# [Data entries]
↓
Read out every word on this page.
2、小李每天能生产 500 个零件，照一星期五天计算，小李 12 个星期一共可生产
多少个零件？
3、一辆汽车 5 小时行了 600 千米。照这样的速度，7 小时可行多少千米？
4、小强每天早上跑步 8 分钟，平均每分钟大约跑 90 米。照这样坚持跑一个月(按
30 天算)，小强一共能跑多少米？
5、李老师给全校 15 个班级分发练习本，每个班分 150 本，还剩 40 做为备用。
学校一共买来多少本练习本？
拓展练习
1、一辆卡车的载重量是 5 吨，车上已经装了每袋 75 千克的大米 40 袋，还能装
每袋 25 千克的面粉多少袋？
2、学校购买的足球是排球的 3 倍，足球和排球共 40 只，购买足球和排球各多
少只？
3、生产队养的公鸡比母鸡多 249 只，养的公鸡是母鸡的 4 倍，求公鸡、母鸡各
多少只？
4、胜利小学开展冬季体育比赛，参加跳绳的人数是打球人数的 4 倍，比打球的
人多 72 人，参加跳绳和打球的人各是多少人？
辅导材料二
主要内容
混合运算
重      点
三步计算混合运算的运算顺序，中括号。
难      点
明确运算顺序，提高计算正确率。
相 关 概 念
↑
# [What you will do]
Write the entire listing out again, word for word.

# [Output for this exercise]
Read out every word on this page.
2、小李每天能生产 500 个零件，照一星期五天计算，小李 12 个星期一共可生产
多少个零件？
3、一辆汽车 5 小时行了 600 千米。照这样的速度，7 小时可行多少千米？
4、小强每天早上跑步 8 分钟，平均每分钟大约跑 90 米。照这样坚持跑一个月(按
30 天算)，小强一共能跑多少米？
5、李老师给全校 15 个班级分发练习本，每个班分 150 本，还剩 40 做为备用。
学校一共买来多少本练习本？
拓展练习
1、一辆卡车的载重量是 5 吨，车上已经装了每袋 75 千克的大米 40 袋，还能装
每袋 25 千克的面粉多少袋？
2、学校购买的足球是排球的 3 倍，足球和排球共 40 只，购买足球和排球各多
少只？
3、生产队养的公鸡比母鸡多 249 只，养的公鸡是母鸡的 4 倍，求公鸡、母鸡各
多少只？
4、胜利小学开展冬季体育比赛，参加跳绳的人数是打球人数的 4 倍，比打球的
人多 72 人，参加跳绳和打球的人各是多少人？
辅导材料二
主要内容
混合运算
重      点
三步计算混合运算的运算顺序，中括号。
难      点
明确运算顺序，提高计算正确率。
相 关 概 念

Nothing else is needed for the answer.